> STATED TASK:
Print every entry, word for word, and skip the images.

> Saved entries:
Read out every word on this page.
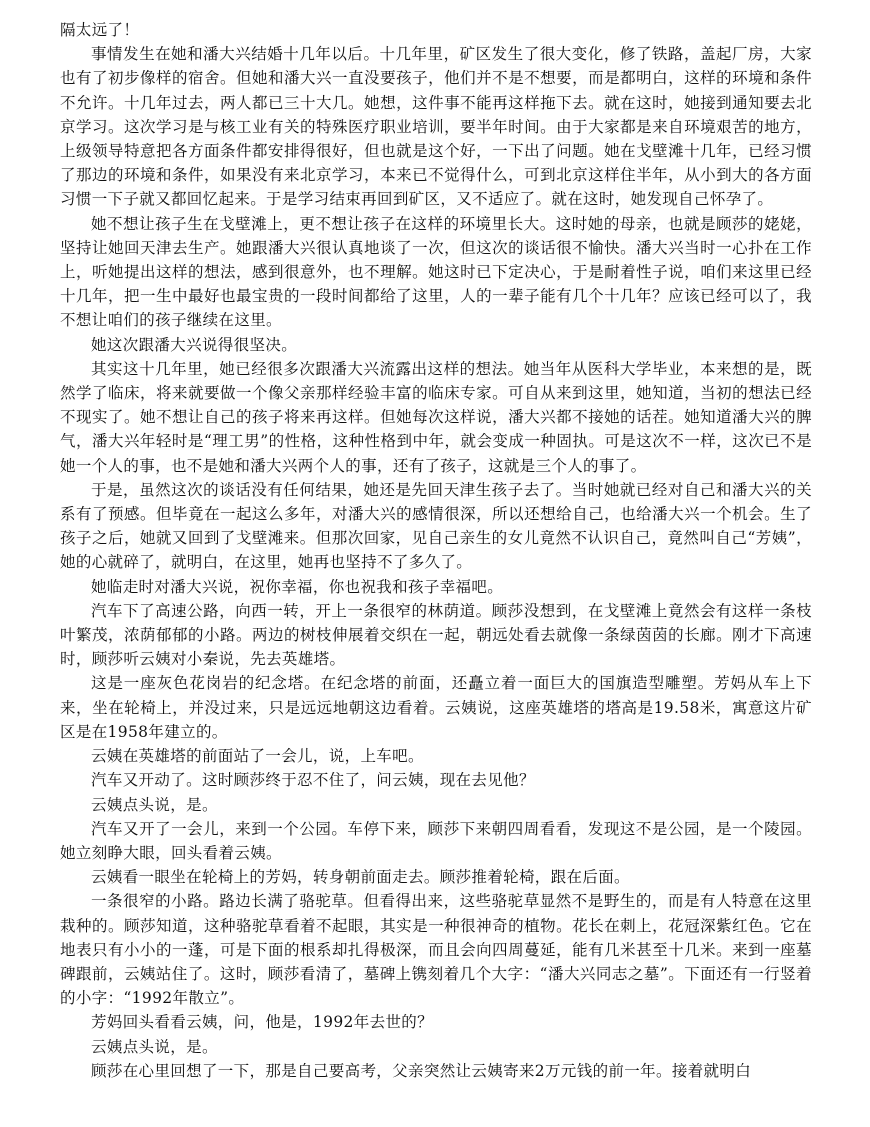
隔太远了！

事情发生在她和潘大兴结婚十几年以后。十几年里，矿区发生了很大变化，修了铁路，盖起厂房，大家也有了初步像样的宿舍。但她和潘大兴一直没要孩子，他们并不是不想要，而是都明白，这样的环境和条件不允许。十几年过去，两人都已三十大几。她想，这件事不能再这样拖下去。就在这时，她接到通知要去北京学习。这次学习是与核工业有关的特殊医疗职业培训，要半年时间。由于大家都是来自环境艰苦的地方，上级领导特意把各方面条件都安排得很好，但也就是这个好，一下出了问题。她在戈壁滩十几年，已经习惯了那边的环境和条件，如果没有来北京学习，本来已不觉得什么，可到北京这样住半年，从小到大的各方面习惯一下子就又都回忆起来。于是学习结束再回到矿区，又不适应了。就在这时，她发现自己怀孕了。

她不想让孩子生在戈壁滩上，更不想让孩子在这样的环境里长大。这时她的母亲，也就是顾莎的姥姥，坚持让她回天津去生产。她跟潘大兴很认真地谈了一次，但这次的谈话很不愉快。潘大兴当时一心扑在工作上，听她提出这样的想法，感到很意外，也不理解。她这时已下定决心，于是耐着性子说，咱们来这里已经十几年，把一生中最好也最宝贵的一段时间都给了这里，人的一辈子能有几个十几年？应该已经可以了，我不想让咱们的孩子继续在这里。

她这次跟潘大兴说得很坚决。

其实这十几年里，她已经很多次跟潘大兴流露出这样的想法。她当年从医科大学毕业，本来想的是，既然学了临床，将来就要做一个像父亲那样经验丰富的临床专家。可自从来到这里，她知道，当初的想法已经不现实了。她不想让自己的孩子将来再这样。但她每次这样说，潘大兴都不接她的话茬。她知道潘大兴的脾气，潘大兴年轻时是“理工男”的性格，这种性格到中年，就会变成一种固执。可是这次不一样，这次已不是她一个人的事，也不是她和潘大兴两个人的事，还有了孩子，这就是三个人的事了。

于是，虽然这次的谈话没有任何结果，她还是先回天津生孩子去了。当时她就已经对自己和潘大兴的关系有了预感。但毕竟在一起这么多年，对潘大兴的感情很深，所以还想给自己，也给潘大兴一个机会。生了孩子之后，她就又回到了戈壁滩来。但那次回家，见自己亲生的女儿竟然不认识自己，竟然叫自己“芳姨”，她的心就碎了，就明白，在这里，她再也坚持不了多久了。

她临走时对潘大兴说，祝你幸福，你也祝我和孩子幸福吧。

汽车下了高速公路，向西一转，开上一条很窄的林荫道。顾莎没想到，在戈壁滩上竟然会有这样一条枝叶繁茂，浓荫郁郁的小路。两边的树枝伸展着交织在一起，朝远处看去就像一条绿茵茵的长廊。刚才下高速时，顾莎听云姨对小秦说，先去英雄塔。

这是一座灰色花岗岩的纪念塔。在纪念塔的前面，还矗立着一面巨大的国旗造型雕塑。芳妈从车上下来，坐在轮椅上，并没过来，只是远远地朝这边看着。云姨说，这座英雄塔的塔高是19.58米，寓意这片矿区是在1958年建立的。

云姨在英雄塔的前面站了一会儿，说，上车吧。

汽车又开动了。这时顾莎终于忍不住了，问云姨，现在去见他？

云姨点头说，是。

汽车又开了一会儿，来到一个公园。车停下来，顾莎下来朝四周看看，发现这不是公园，是一个陵园。她立刻睁大眼，回头看着云姨。

云姨看一眼坐在轮椅上的芳妈，转身朝前面走去。顾莎推着轮椅，跟在后面。

一条很窄的小路。路边长满了骆驼草。但看得出来，这些骆驼草显然不是野生的，而是有人特意在这里栽种的。顾莎知道，这种骆驼草看着不起眼，其实是一种很神奇的植物。花长在刺上，花冠深紫红色。它在地表只有小小的一蓬，可是下面的根系却扎得极深，而且会向四周蔓延，能有几米甚至十几米。来到一座墓碑跟前，云姨站住了。这时，顾莎看清了，墓碑上镌刻着几个大字：“潘大兴同志之墓”。下面还有一行竖着的小字：“1992年散立”。

芳妈回头看看云姨，问，他是，1992年去世的？

云姨点头说，是。

顾莎在心里回想了一下，那是自己要高考，父亲突然让云姨寄来2万元钱的前一年。接着就明白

> CORRECT ANSWER:
Read out every word on this page.
隔太远了！

事情发生在她和潘大兴结婚十几年以后。十几年里，矿区发生了很大变化，修了铁路，盖起厂房，大家也有了初步像样的宿舍。但她和潘大兴一直没要孩子，他们并不是不想要，而是都明白，这样的环境和条件不允许。十几年过去，两人都已三十大几。她想，这件事不能再这样拖下去。就在这时，她接到通知要去北京学习。这次学习是与核工业有关的特殊医疗职业培训，要半年时间。由于大家都是来自环境艰苦的地方，上级领导特意把各方面条件都安排得很好，但也就是这个好，一下出了问题。她在戈壁滩十几年，已经习惯了那边的环境和条件，如果没有来北京学习，本来已不觉得什么，可到北京这样住半年，从小到大的各方面习惯一下子就又都回忆起来。于是学习结束再回到矿区，又不适应了。就在这时，她发现自己怀孕了。

她不想让孩子生在戈壁滩上，更不想让孩子在这样的环境里长大。这时她的母亲，也就是顾莎的姥姥，坚持让她回天津去生产。她跟潘大兴很认真地谈了一次，但这次的谈话很不愉快。潘大兴当时一心扑在工作上，听她提出这样的想法，感到很意外，也不理解。她这时已下定决心，于是耐着性子说，咱们来这里已经十几年，把一生中最好也最宝贵的一段时间都给了这里，人的一辈子能有几个十几年？应该已经可以了，我不想让咱们的孩子继续在这里。

她这次跟潘大兴说得很坚决。

其实这十几年里，她已经很多次跟潘大兴流露出这样的想法。她当年从医科大学毕业，本来想的是，既然学了临床，将来就要做一个像父亲那样经验丰富的临床专家。可自从来到这里，她知道，当初的想法已经不现实了。她不想让自己的孩子将来再这样。但她每次这样说，潘大兴都不接她的话茬。她知道潘大兴的脾气，潘大兴年轻时是“理工男”的性格，这种性格到中年，就会变成一种固执。可是这次不一样，这次已不是她一个人的事，也不是她和潘大兴两个人的事，还有了孩子，这就是三个人的事了。

于是，虽然这次的谈话没有任何结果，她还是先回天津生孩子去了。当时她就已经对自己和潘大兴的关系有了预感。但毕竟在一起这么多年，对潘大兴的感情很深，所以还想给自己，也给潘大兴一个机会。生了孩子之后，她就又回到了戈壁滩来。但那次回家，见自己亲生的女儿竟然不认识自己，竟然叫自己“芳姨”，她的心就碎了，就明白，在这里，她再也坚持不了多久了。

她临走时对潘大兴说，祝你幸福，你也祝我和孩子幸福吧。

汽车下了高速公路，向西一转，开上一条很窄的林荫道。顾莎没想到，在戈壁滩上竟然会有这样一条枝叶繁茂，浓荫郁郁的小路。两边的树枝伸展着交织在一起，朝远处看去就像一条绿茵茵的长廊。刚才下高速时，顾莎听云姨对小秦说，先去英雄塔。

这是一座灰色花岗岩的纪念塔。在纪念塔的前面，还矗立着一面巨大的国旗造型雕塑。芳妈从车上下来，坐在轮椅上，并没过来，只是远远地朝这边看着。云姨说，这座英雄塔的塔高是19.58米，寓意这片矿区是在1958年建立的。

云姨在英雄塔的前面站了一会儿，说，上车吧。

汽车又开动了。这时顾莎终于忍不住了，问云姨，现在去见他？

云姨点头说，是。

汽车又开了一会儿，来到一个公园。车停下来，顾莎下来朝四周看看，发现这不是公园，是一个陵园。她立刻睁大眼，回头看着云姨。

云姨看一眼坐在轮椅上的芳妈，转身朝前面走去。顾莎推着轮椅，跟在后面。

一条很窄的小路。路边长满了骆驼草。但看得出来，这些骆驼草显然不是野生的，而是有人特意在这里栽种的。顾莎知道，这种骆驼草看着不起眼，其实是一种很神奇的植物。花长在刺上，花冠深紫红色。它在地表只有小小的一蓬，可是下面的根系却扎得极深，而且会向四周蔓延，能有几米甚至十几米。来到一座墓碑跟前，云姨站住了。这时，顾莎看清了，墓碑上镌刻着几个大字：“潘大兴同志之墓”。下面还有一行竖着的小字：“1992年散立”。

芳妈回头看看云姨，问，他是，1992年去世的？

云姨点头说，是。

顾莎在心里回想了一下，那是自己要高考，父亲突然让云姨寄来2万元钱的前一年。接着就明白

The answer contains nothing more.